## [Given exercise]
Set down all of the data that follows word for word, without the images.

*** Exercise material

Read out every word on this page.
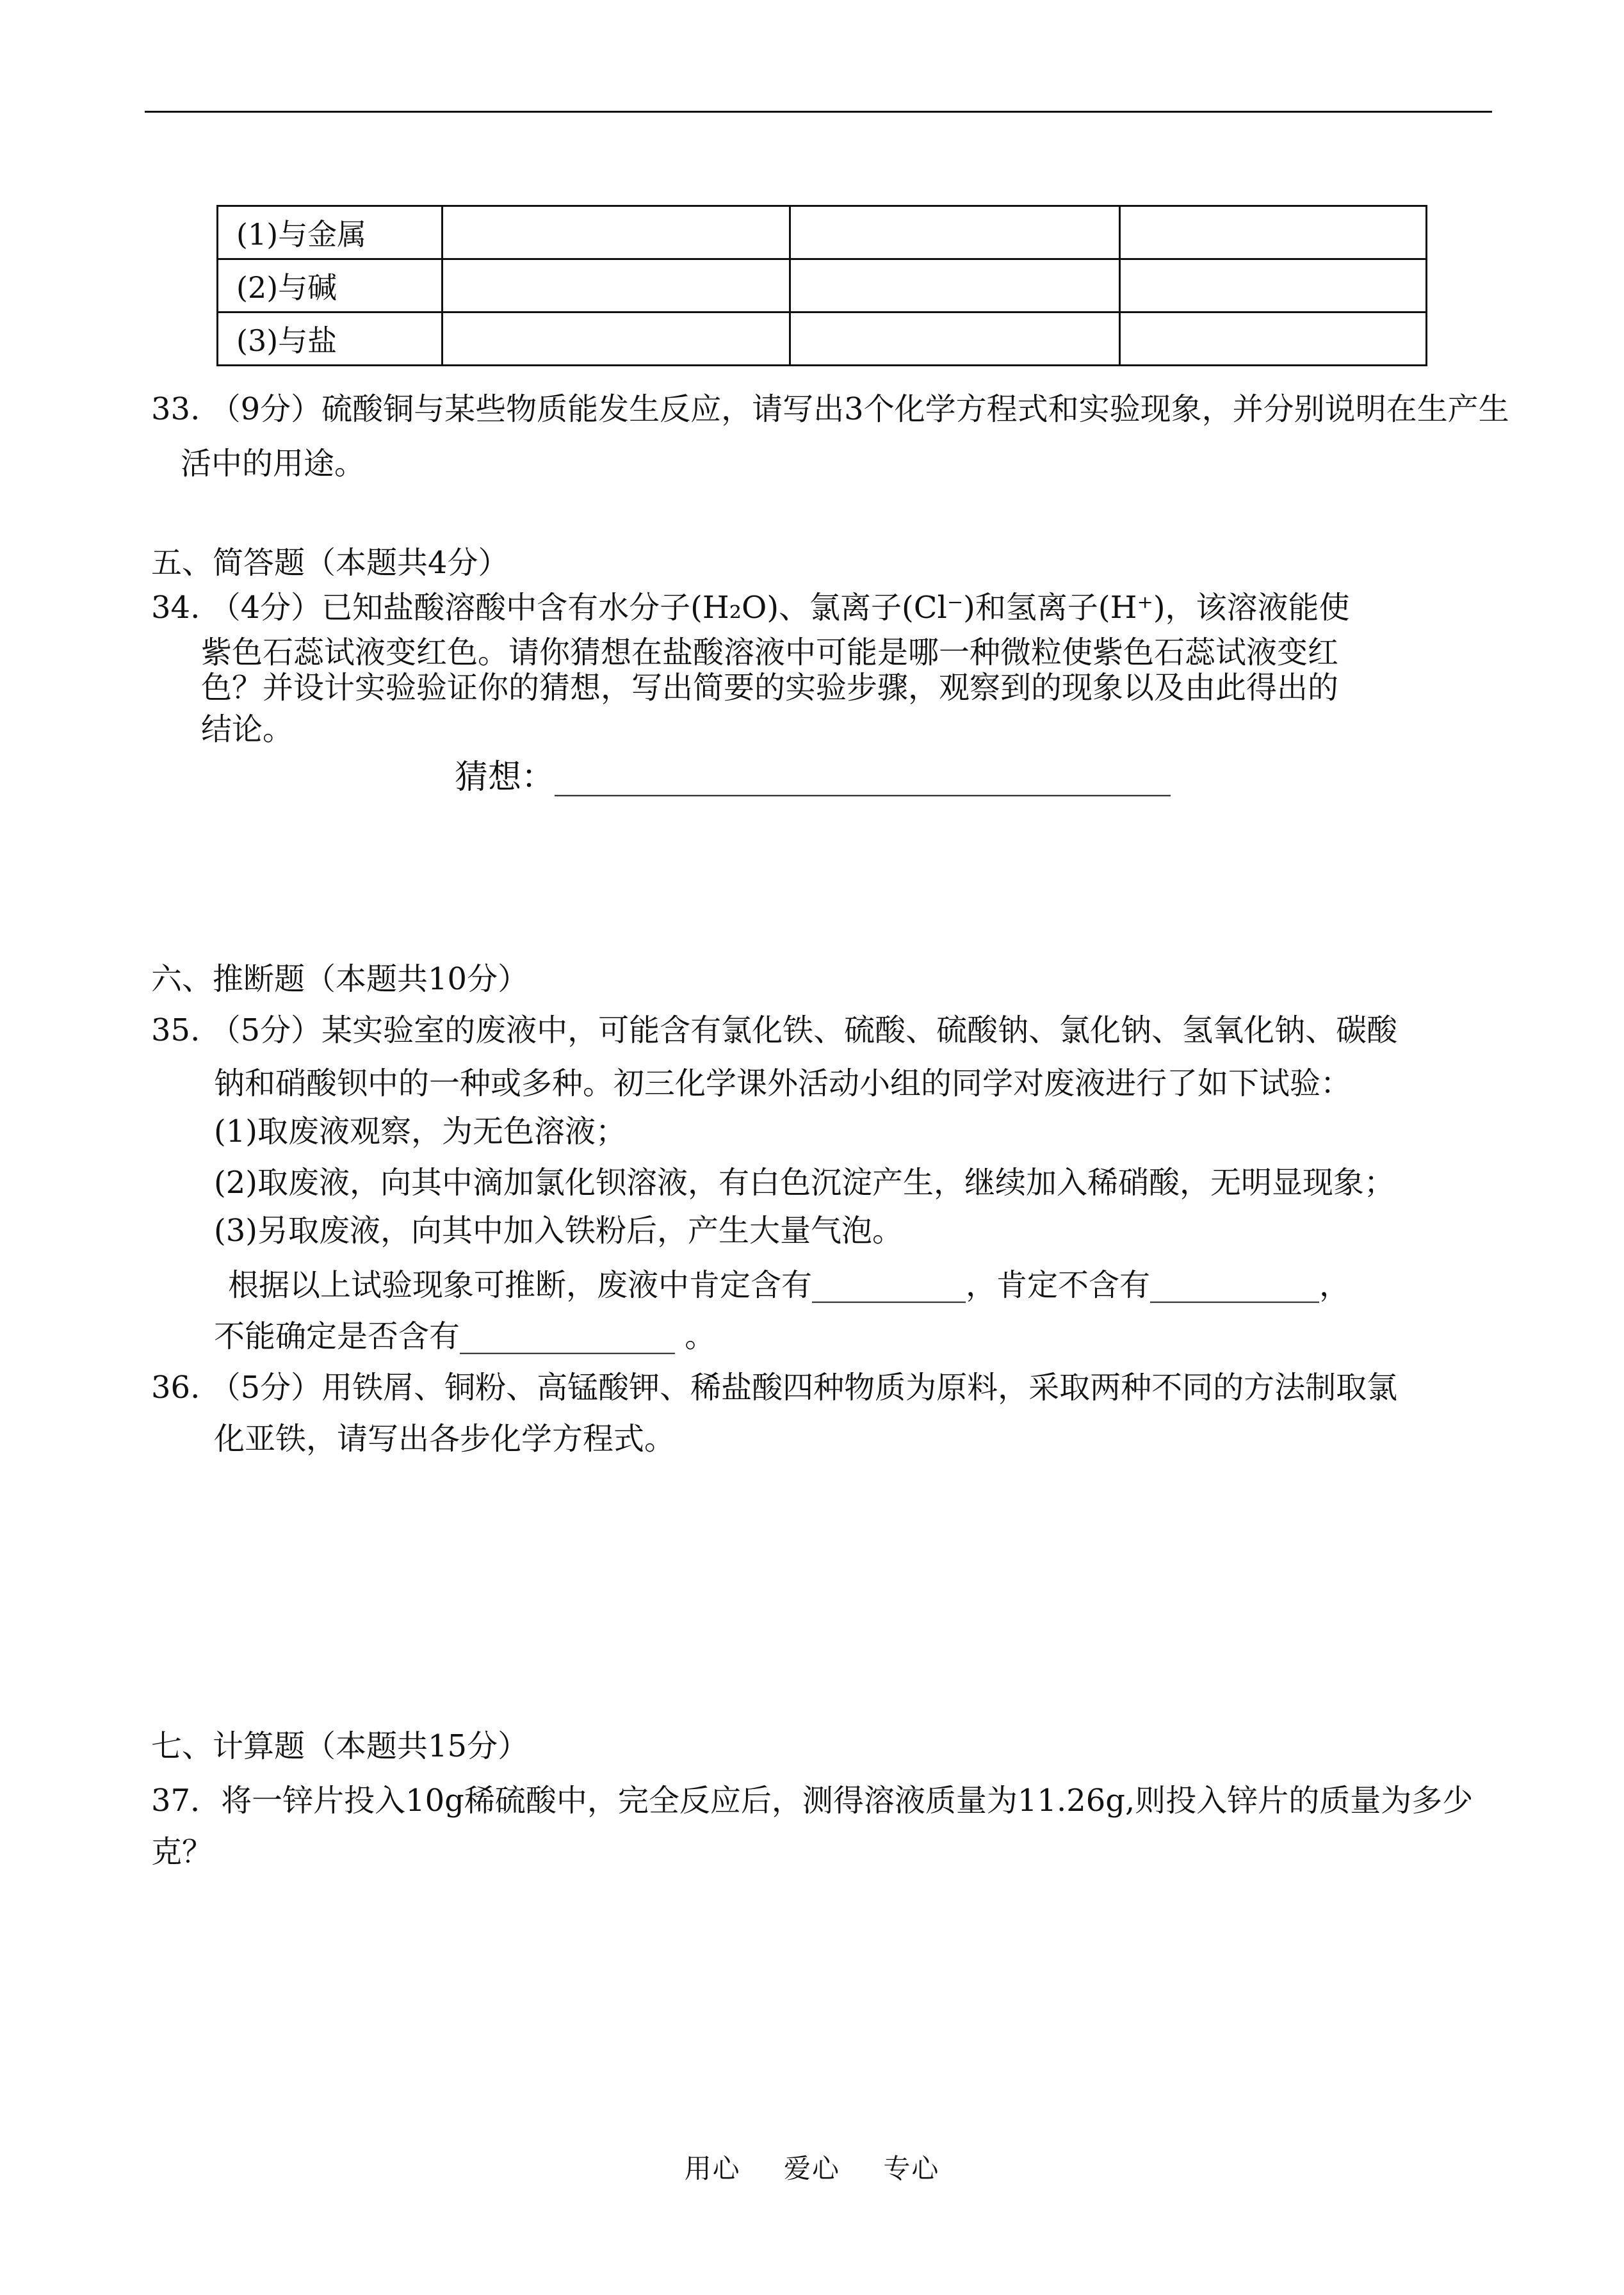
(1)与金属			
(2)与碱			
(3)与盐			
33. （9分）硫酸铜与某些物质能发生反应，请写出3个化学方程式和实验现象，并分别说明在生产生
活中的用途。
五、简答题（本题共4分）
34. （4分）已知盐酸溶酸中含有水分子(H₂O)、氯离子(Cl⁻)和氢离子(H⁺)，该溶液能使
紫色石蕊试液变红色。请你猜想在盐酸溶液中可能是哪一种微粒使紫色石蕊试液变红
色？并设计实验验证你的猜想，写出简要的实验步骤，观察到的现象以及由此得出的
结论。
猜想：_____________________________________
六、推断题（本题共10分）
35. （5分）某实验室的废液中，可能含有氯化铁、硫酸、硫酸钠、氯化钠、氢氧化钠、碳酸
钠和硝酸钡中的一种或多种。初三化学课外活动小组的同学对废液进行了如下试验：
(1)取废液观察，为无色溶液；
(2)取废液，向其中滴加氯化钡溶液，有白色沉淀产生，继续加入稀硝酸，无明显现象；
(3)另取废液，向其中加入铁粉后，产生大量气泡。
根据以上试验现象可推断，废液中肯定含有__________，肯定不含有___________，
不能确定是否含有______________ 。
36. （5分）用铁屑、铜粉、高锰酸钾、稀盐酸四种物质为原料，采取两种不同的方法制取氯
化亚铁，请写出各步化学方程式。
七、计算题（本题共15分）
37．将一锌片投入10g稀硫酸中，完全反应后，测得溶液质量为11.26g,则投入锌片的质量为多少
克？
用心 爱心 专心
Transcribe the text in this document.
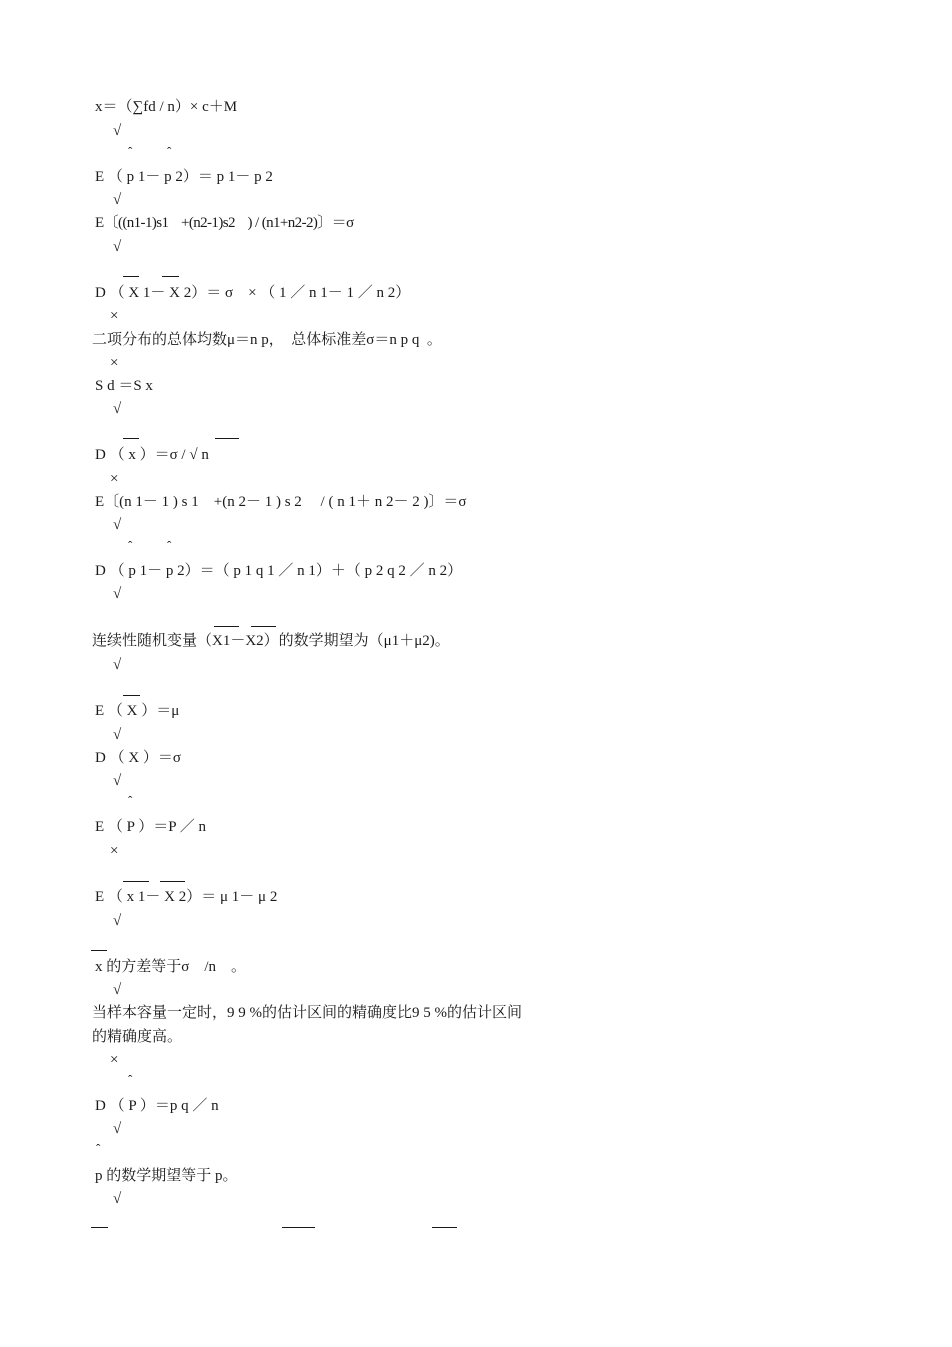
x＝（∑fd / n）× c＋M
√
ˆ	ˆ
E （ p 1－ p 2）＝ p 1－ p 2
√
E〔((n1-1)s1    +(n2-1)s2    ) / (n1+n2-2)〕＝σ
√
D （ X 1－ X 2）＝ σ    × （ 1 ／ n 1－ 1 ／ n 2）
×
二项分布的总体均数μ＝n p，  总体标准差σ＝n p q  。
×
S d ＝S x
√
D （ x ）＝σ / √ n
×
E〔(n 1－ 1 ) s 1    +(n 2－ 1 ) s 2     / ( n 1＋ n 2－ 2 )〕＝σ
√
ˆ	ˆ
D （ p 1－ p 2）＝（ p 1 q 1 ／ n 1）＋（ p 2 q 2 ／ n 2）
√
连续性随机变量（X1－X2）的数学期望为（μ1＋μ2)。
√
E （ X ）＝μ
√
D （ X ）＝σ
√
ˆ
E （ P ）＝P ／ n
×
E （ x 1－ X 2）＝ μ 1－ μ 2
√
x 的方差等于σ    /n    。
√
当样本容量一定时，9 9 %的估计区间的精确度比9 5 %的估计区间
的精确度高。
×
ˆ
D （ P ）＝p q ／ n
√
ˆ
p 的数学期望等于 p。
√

******

## [Answer for the task]
Read out every word on this page.
(1)与金属			
(2)与碱			
(3)与盐			
33. （9分）硫酸铜与某些物质能发生反应，请写出3个化学方程式和实验现象，并分别说明在生产生
活中的用途。
五、简答题（本题共4分）
34. （4分）已知盐酸溶酸中含有水分子(H₂O)、氯离子(Cl⁻)和氢离子(H⁺)，该溶液能使
紫色石蕊试液变红色。请你猜想在盐酸溶液中可能是哪一种微粒使紫色石蕊试液变红
色？并设计实验验证你的猜想，写出简要的实验步骤，观察到的现象以及由此得出的
结论。
猜想：_____________________________________
六、推断题（本题共10分）
35. （5分）某实验室的废液中，可能含有氯化铁、硫酸、硫酸钠、氯化钠、氢氧化钠、碳酸
钠和硝酸钡中的一种或多种。初三化学课外活动小组的同学对废液进行了如下试验：
(1)取废液观察，为无色溶液；
(2)取废液，向其中滴加氯化钡溶液，有白色沉淀产生，继续加入稀硝酸，无明显现象；
(3)另取废液，向其中加入铁粉后，产生大量气泡。
根据以上试验现象可推断，废液中肯定含有__________，肯定不含有___________，
不能确定是否含有______________ 。
36. （5分）用铁屑、铜粉、高锰酸钾、稀盐酸四种物质为原料，采取两种不同的方法制取氯
化亚铁，请写出各步化学方程式。
七、计算题（本题共15分）
37．将一锌片投入10g稀硫酸中，完全反应后，测得溶液质量为11.26g,则投入锌片的质量为多少
克？
用心 爱心 专心
Transcribe the text in this document.
x＝（∑fd / n）× c＋M
√
ˆ	ˆ
E （ p 1－ p 2）＝ p 1－ p 2
√
E〔((n1-1)s1    +(n2-1)s2    ) / (n1+n2-2)〕＝σ
√
D （ X 1－ X 2）＝ σ    × （ 1 ／ n 1－ 1 ／ n 2）
×
二项分布的总体均数μ＝n p，  总体标准差σ＝n p q  。
×
S d ＝S x
√
D （ x ）＝σ / √ n
×
E〔(n 1－ 1 ) s 1    +(n 2－ 1 ) s 2     / ( n 1＋ n 2－ 2 )〕＝σ
√
ˆ	ˆ
D （ p 1－ p 2）＝（ p 1 q 1 ／ n 1）＋（ p 2 q 2 ／ n 2）
√
连续性随机变量（X1－X2）的数学期望为（μ1＋μ2)。
√
E （ X ）＝μ
√
D （ X ）＝σ
√
ˆ
E （ P ）＝P ／ n
×
E （ x 1－ X 2）＝ μ 1－ μ 2
√
x 的方差等于σ    /n    。
√
当样本容量一定时，9 9 %的估计区间的精确度比9 5 %的估计区间
的精确度高。
×
ˆ
D （ P ）＝p q ／ n
√
ˆ
p 的数学期望等于 p。
√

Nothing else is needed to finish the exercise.